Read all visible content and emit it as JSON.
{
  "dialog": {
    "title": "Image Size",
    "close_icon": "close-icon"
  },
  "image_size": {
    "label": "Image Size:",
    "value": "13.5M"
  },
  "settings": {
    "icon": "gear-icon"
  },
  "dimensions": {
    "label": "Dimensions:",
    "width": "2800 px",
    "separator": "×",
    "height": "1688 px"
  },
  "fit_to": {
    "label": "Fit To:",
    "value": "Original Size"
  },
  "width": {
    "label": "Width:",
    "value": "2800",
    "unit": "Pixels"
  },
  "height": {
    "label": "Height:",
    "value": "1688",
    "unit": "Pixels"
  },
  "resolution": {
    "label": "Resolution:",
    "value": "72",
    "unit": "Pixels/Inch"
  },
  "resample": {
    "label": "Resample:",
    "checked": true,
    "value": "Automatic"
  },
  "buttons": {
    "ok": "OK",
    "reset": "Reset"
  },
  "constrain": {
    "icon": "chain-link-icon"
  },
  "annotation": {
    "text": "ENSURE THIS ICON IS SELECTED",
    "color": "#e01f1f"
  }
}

----

Short task:
Output every record above exactly as it appears.

Answer:
Read all visible content and emit it as JSON.
{
  "dialog": {
    "title": "Image Size",
    "close_icon": "close-icon"
  },
  "image_size": {
    "label": "Image Size:",
    "value": "13.5M"
  },
  "settings": {
    "icon": "gear-icon"
  },
  "dimensions": {
    "label": "Dimensions:",
    "width": "2800 px",
    "separator": "×",
    "height": "1688 px"
  },
  "fit_to": {
    "label": "Fit To:",
    "value": "Original Size"
  },
  "width": {
    "label": "Width:",
    "value": "2800",
    "unit": "Pixels"
  },
  "height": {
    "label": "Height:",
    "value": "1688",
    "unit": "Pixels"
  },
  "resolution": {
    "label": "Resolution:",
    "value": "72",
    "unit": "Pixels/Inch"
  },
  "resample": {
    "label": "Resample:",
    "checked": true,
    "value": "Automatic"
  },
  "buttons": {
    "ok": "OK",
    "reset": "Reset"
  },
  "constrain": {
    "icon": "chain-link-icon"
  },
  "annotation": {
    "text": "ENSURE THIS ICON IS SELECTED",
    "color": "#e01f1f"
  }
}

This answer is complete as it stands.